Instructions for the task ▸ Without the pictures, set down the records below word for word.

[Figure record listings]
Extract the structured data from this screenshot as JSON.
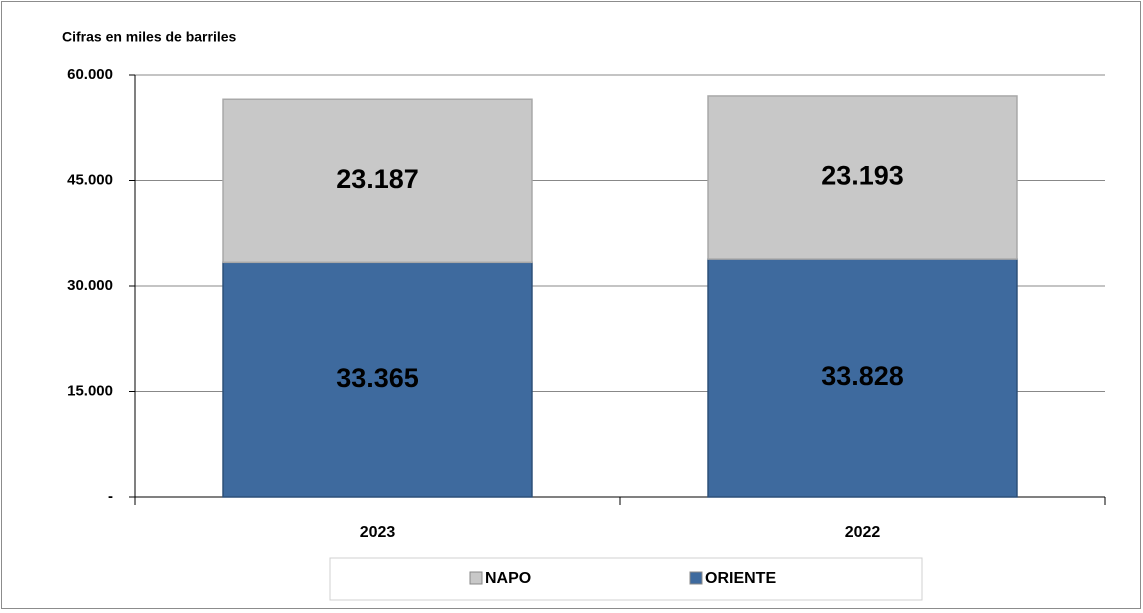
{
  "chart_data": {
    "type": "stacked_bar",
    "subtitle": "Cifras en miles de barriles",
    "categories": [
      "2023",
      "2022"
    ],
    "series": [
      {
        "name": "ORIENTE",
        "color": "#3e6a9e",
        "values": [
          33365,
          33828
        ],
        "value_labels": [
          "33.365",
          "33.828"
        ]
      },
      {
        "name": "NAPO",
        "color": "#c8c8c8",
        "values": [
          23187,
          23193
        ],
        "value_labels": [
          "23.187",
          "23.193"
        ]
      }
    ],
    "ylim": [
      0,
      60000
    ],
    "yticks": [
      {
        "value": 0,
        "label": "-"
      },
      {
        "value": 15000,
        "label": "15.000"
      },
      {
        "value": 30000,
        "label": "30.000"
      },
      {
        "value": 45000,
        "label": "45.000"
      },
      {
        "value": 60000,
        "label": "60.000"
      }
    ],
    "grid": true,
    "legend": "bottom"
  }
}
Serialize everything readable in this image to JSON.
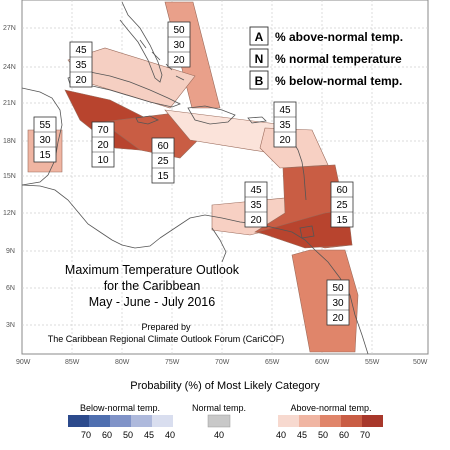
{
  "title_lines": [
    "Maximum Temperature Outlook",
    "for the Caribbean",
    "May - June - July 2016"
  ],
  "prepared_by": [
    "Prepared by",
    "The Caribbean Regional Climate Outlook Forum (CariCOF)"
  ],
  "legend": {
    "items": [
      {
        "letter": "A",
        "text": "% above-normal temp."
      },
      {
        "letter": "N",
        "text": "% normal temperature"
      },
      {
        "letter": "B",
        "text": "% below-normal temp."
      }
    ]
  },
  "lat_ticks": [
    "27N",
    "24N",
    "21N",
    "18N",
    "15N",
    "12N",
    "9N",
    "6N",
    "3N"
  ],
  "lon_ticks": [
    "90W",
    "85W",
    "80W",
    "75W",
    "70W",
    "65W",
    "60W",
    "55W",
    "50W"
  ],
  "boxes": [
    {
      "id": "bahamas-north",
      "values": [
        "45",
        "35",
        "20"
      ]
    },
    {
      "id": "florida",
      "values": [
        "50",
        "30",
        "20"
      ]
    },
    {
      "id": "belize",
      "values": [
        "55",
        "30",
        "15"
      ]
    },
    {
      "id": "western-caribbean",
      "values": [
        "70",
        "20",
        "10"
      ]
    },
    {
      "id": "jamaica",
      "values": [
        "60",
        "25",
        "15"
      ]
    },
    {
      "id": "hispaniola-pr",
      "values": [
        "45",
        "35",
        "20"
      ]
    },
    {
      "id": "abc-islands",
      "values": [
        "45",
        "35",
        "20"
      ]
    },
    {
      "id": "lesser-antilles",
      "values": [
        "60",
        "25",
        "15"
      ]
    },
    {
      "id": "guianas",
      "values": [
        "50",
        "30",
        "20"
      ]
    }
  ],
  "bar_caption": "Probability (%) of Most Likely Category",
  "bar_groups": {
    "below": {
      "label": "Below-normal temp.",
      "ticks": [
        "70",
        "60",
        "50",
        "45",
        "40"
      ],
      "colors": [
        "#2c4a8c",
        "#4f6fb0",
        "#8093c8",
        "#aeb9dc",
        "#d9deef"
      ]
    },
    "normal": {
      "label": "Normal temp.",
      "ticks": [
        "40"
      ],
      "colors": [
        "#c8c8c8"
      ]
    },
    "above": {
      "label": "Above-normal temp.",
      "ticks": [
        "40",
        "45",
        "50",
        "60",
        "70"
      ],
      "colors": [
        "#f7d9cf",
        "#f0b5a2",
        "#e0856a",
        "#c95d44",
        "#a8382b"
      ]
    }
  }
}
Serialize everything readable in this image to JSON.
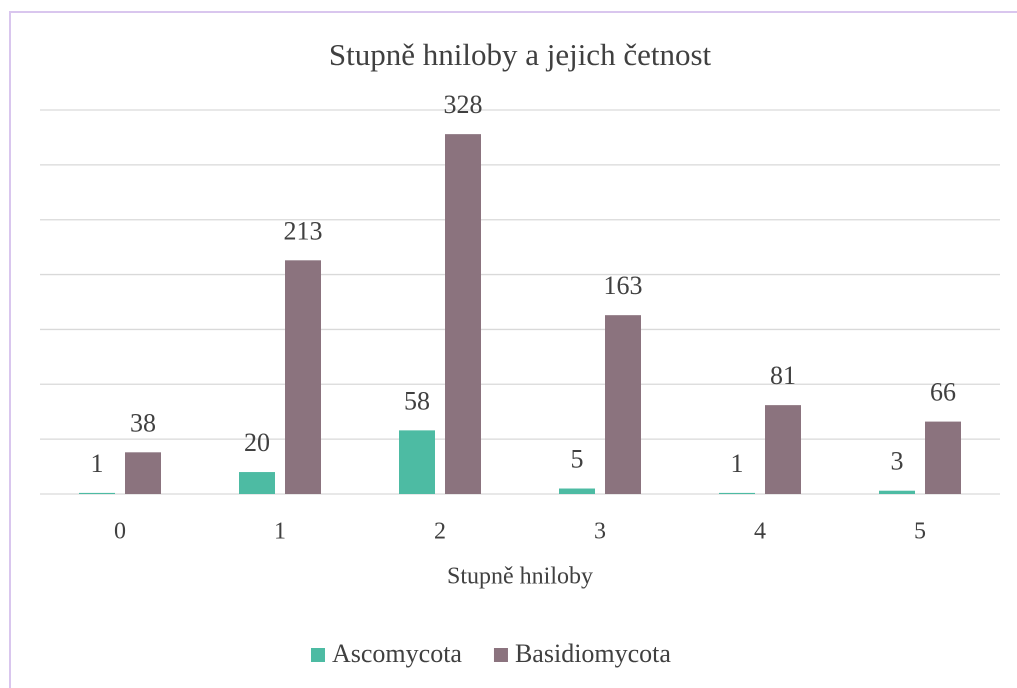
{
  "chart_data": {
    "type": "bar",
    "title": "Stupně hniloby a jejich četnost",
    "xlabel": "Stupně hniloby",
    "categories": [
      "0",
      "1",
      "2",
      "3",
      "4",
      "5"
    ],
    "series": [
      {
        "name": "Ascomycota",
        "color": "#4dbba3",
        "values": [
          1,
          20,
          58,
          5,
          1,
          3
        ]
      },
      {
        "name": "Basidiomycota",
        "color": "#8b737e",
        "values": [
          38,
          213,
          328,
          163,
          81,
          66
        ]
      }
    ],
    "ylim": [
      0,
      350
    ],
    "yticks": [
      0,
      50,
      100,
      150,
      200,
      250,
      300,
      350
    ],
    "grid": true,
    "legend": "bottom"
  }
}
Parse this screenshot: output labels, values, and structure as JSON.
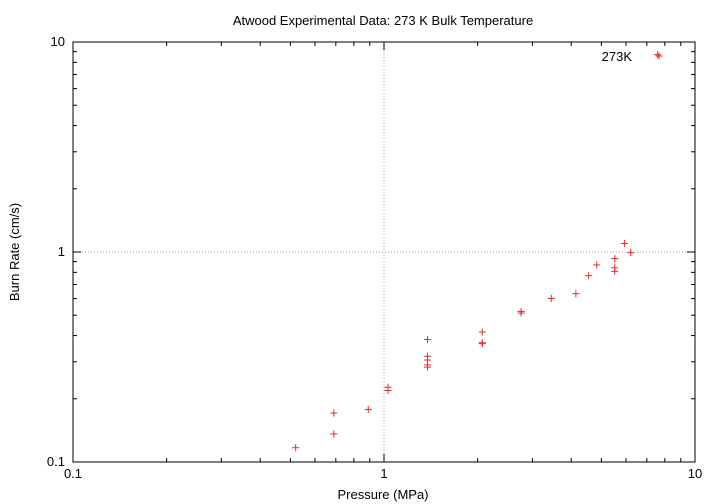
{
  "chart_data": {
    "type": "scatter",
    "title": "Atwood Experimental Data: 273 K Bulk Temperature",
    "xlabel": "Pressure (MPa)",
    "ylabel": "Burn Rate (cm/s)",
    "x_scale": "log",
    "y_scale": "log",
    "xlim": [
      0.1,
      10
    ],
    "ylim": [
      0.1,
      10
    ],
    "grid": true,
    "legend_position": "top-right",
    "x_ticks": [
      {
        "value": 0.1,
        "label": "0.1"
      },
      {
        "value": 1,
        "label": "1"
      },
      {
        "value": 10,
        "label": "10"
      }
    ],
    "y_ticks": [
      {
        "value": 0.1,
        "label": "0.1"
      },
      {
        "value": 1,
        "label": "1"
      },
      {
        "value": 10,
        "label": "10"
      }
    ],
    "series": [
      {
        "name": "273K",
        "color": "#e8292c",
        "marker": "plus",
        "points": [
          [
            0.52,
            0.117
          ],
          [
            0.69,
            0.136
          ],
          [
            0.69,
            0.171
          ],
          [
            0.89,
            0.178
          ],
          [
            1.03,
            0.219
          ],
          [
            1.03,
            0.227
          ],
          [
            1.38,
            0.283
          ],
          [
            1.38,
            0.29
          ],
          [
            1.38,
            0.306
          ],
          [
            1.38,
            0.319
          ],
          [
            1.38,
            0.383
          ],
          [
            2.07,
            0.366
          ],
          [
            2.07,
            0.37
          ],
          [
            2.07,
            0.416
          ],
          [
            2.76,
            0.512
          ],
          [
            2.76,
            0.521
          ],
          [
            3.45,
            0.601
          ],
          [
            4.14,
            0.633
          ],
          [
            4.55,
            0.772
          ],
          [
            4.83,
            0.868
          ],
          [
            5.52,
            0.809
          ],
          [
            5.52,
            0.841
          ],
          [
            5.52,
            0.93
          ],
          [
            5.93,
            1.098
          ],
          [
            6.21,
            0.993
          ],
          [
            7.58,
            8.7
          ]
        ]
      }
    ]
  }
}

Response ▸
Extract the structured data from this screenshot as JSON.
{
  "chart_data": {
    "type": "stacked_bar",
    "subtitle": "Cifras en miles de barriles",
    "categories": [
      "2023",
      "2022"
    ],
    "series": [
      {
        "name": "ORIENTE",
        "color": "#3e6a9e",
        "values": [
          33365,
          33828
        ],
        "value_labels": [
          "33.365",
          "33.828"
        ]
      },
      {
        "name": "NAPO",
        "color": "#c8c8c8",
        "values": [
          23187,
          23193
        ],
        "value_labels": [
          "23.187",
          "23.193"
        ]
      }
    ],
    "ylim": [
      0,
      60000
    ],
    "yticks": [
      {
        "value": 0,
        "label": "-"
      },
      {
        "value": 15000,
        "label": "15.000"
      },
      {
        "value": 30000,
        "label": "30.000"
      },
      {
        "value": 45000,
        "label": "45.000"
      },
      {
        "value": 60000,
        "label": "60.000"
      }
    ],
    "grid": true,
    "legend": "bottom"
  }
}
Serialize everything readable in this image to JSON.
{
  "title_lines": [
    "Maximum Temperature Outlook",
    "for the Caribbean",
    "May - June - July 2016"
  ],
  "prepared_by": [
    "Prepared by",
    "The Caribbean Regional Climate Outlook Forum (CariCOF)"
  ],
  "legend": {
    "items": [
      {
        "letter": "A",
        "text": "% above-normal temp."
      },
      {
        "letter": "N",
        "text": "% normal temperature"
      },
      {
        "letter": "B",
        "text": "% below-normal temp."
      }
    ]
  },
  "lat_ticks": [
    "27N",
    "24N",
    "21N",
    "18N",
    "15N",
    "12N",
    "9N",
    "6N",
    "3N"
  ],
  "lon_ticks": [
    "90W",
    "85W",
    "80W",
    "75W",
    "70W",
    "65W",
    "60W",
    "55W",
    "50W"
  ],
  "boxes": [
    {
      "id": "bahamas-north",
      "values": [
        "45",
        "35",
        "20"
      ]
    },
    {
      "id": "florida",
      "values": [
        "50",
        "30",
        "20"
      ]
    },
    {
      "id": "belize",
      "values": [
        "55",
        "30",
        "15"
      ]
    },
    {
      "id": "western-caribbean",
      "values": [
        "70",
        "20",
        "10"
      ]
    },
    {
      "id": "jamaica",
      "values": [
        "60",
        "25",
        "15"
      ]
    },
    {
      "id": "hispaniola-pr",
      "values": [
        "45",
        "35",
        "20"
      ]
    },
    {
      "id": "abc-islands",
      "values": [
        "45",
        "35",
        "20"
      ]
    },
    {
      "id": "lesser-antilles",
      "values": [
        "60",
        "25",
        "15"
      ]
    },
    {
      "id": "guianas",
      "values": [
        "50",
        "30",
        "20"
      ]
    }
  ],
  "bar_caption": "Probability (%) of Most Likely Category",
  "bar_groups": {
    "below": {
      "label": "Below-normal temp.",
      "ticks": [
        "70",
        "60",
        "50",
        "45",
        "40"
      ],
      "colors": [
        "#2c4a8c",
        "#4f6fb0",
        "#8093c8",
        "#aeb9dc",
        "#d9deef"
      ]
    },
    "normal": {
      "label": "Normal temp.",
      "ticks": [
        "40"
      ],
      "colors": [
        "#c8c8c8"
      ]
    },
    "above": {
      "label": "Above-normal temp.",
      "ticks": [
        "40",
        "45",
        "50",
        "60",
        "70"
      ],
      "colors": [
        "#f7d9cf",
        "#f0b5a2",
        "#e0856a",
        "#c95d44",
        "#a8382b"
      ]
    }
  }
}
Serialize everything readable in this image to JSON.
{
  "chart_data": {
    "type": "bar",
    "title": "Stupně hniloby a jejich četnost",
    "xlabel": "Stupně hniloby",
    "categories": [
      "0",
      "1",
      "2",
      "3",
      "4",
      "5"
    ],
    "series": [
      {
        "name": "Ascomycota",
        "color": "#4dbba3",
        "values": [
          1,
          20,
          58,
          5,
          1,
          3
        ]
      },
      {
        "name": "Basidiomycota",
        "color": "#8b737e",
        "values": [
          38,
          213,
          328,
          163,
          81,
          66
        ]
      }
    ],
    "ylim": [
      0,
      350
    ],
    "yticks": [
      0,
      50,
      100,
      150,
      200,
      250,
      300,
      350
    ],
    "grid": true,
    "legend": "bottom"
  }
}
Parse this screenshot: output labels, values, and structure as JSON.
{
  "chart_data": {
    "type": "scatter",
    "title": "Atwood Experimental Data: 273 K Bulk Temperature",
    "xlabel": "Pressure (MPa)",
    "ylabel": "Burn Rate (cm/s)",
    "x_scale": "log",
    "y_scale": "log",
    "xlim": [
      0.1,
      10
    ],
    "ylim": [
      0.1,
      10
    ],
    "grid": true,
    "legend_position": "top-right",
    "x_ticks": [
      {
        "value": 0.1,
        "label": "0.1"
      },
      {
        "value": 1,
        "label": "1"
      },
      {
        "value": 10,
        "label": "10"
      }
    ],
    "y_ticks": [
      {
        "value": 0.1,
        "label": "0.1"
      },
      {
        "value": 1,
        "label": "1"
      },
      {
        "value": 10,
        "label": "10"
      }
    ],
    "series": [
      {
        "name": "273K",
        "color": "#e8292c",
        "marker": "plus",
        "points": [
          [
            0.52,
            0.117
          ],
          [
            0.69,
            0.136
          ],
          [
            0.69,
            0.171
          ],
          [
            0.89,
            0.178
          ],
          [
            1.03,
            0.219
          ],
          [
            1.03,
            0.227
          ],
          [
            1.38,
            0.283
          ],
          [
            1.38,
            0.29
          ],
          [
            1.38,
            0.306
          ],
          [
            1.38,
            0.319
          ],
          [
            1.38,
            0.383
          ],
          [
            2.07,
            0.366
          ],
          [
            2.07,
            0.37
          ],
          [
            2.07,
            0.416
          ],
          [
            2.76,
            0.512
          ],
          [
            2.76,
            0.521
          ],
          [
            3.45,
            0.601
          ],
          [
            4.14,
            0.633
          ],
          [
            4.55,
            0.772
          ],
          [
            4.83,
            0.868
          ],
          [
            5.52,
            0.809
          ],
          [
            5.52,
            0.841
          ],
          [
            5.52,
            0.93
          ],
          [
            5.93,
            1.098
          ],
          [
            6.21,
            0.993
          ],
          [
            7.58,
            8.7
          ]
        ]
      }
    ]
  }
}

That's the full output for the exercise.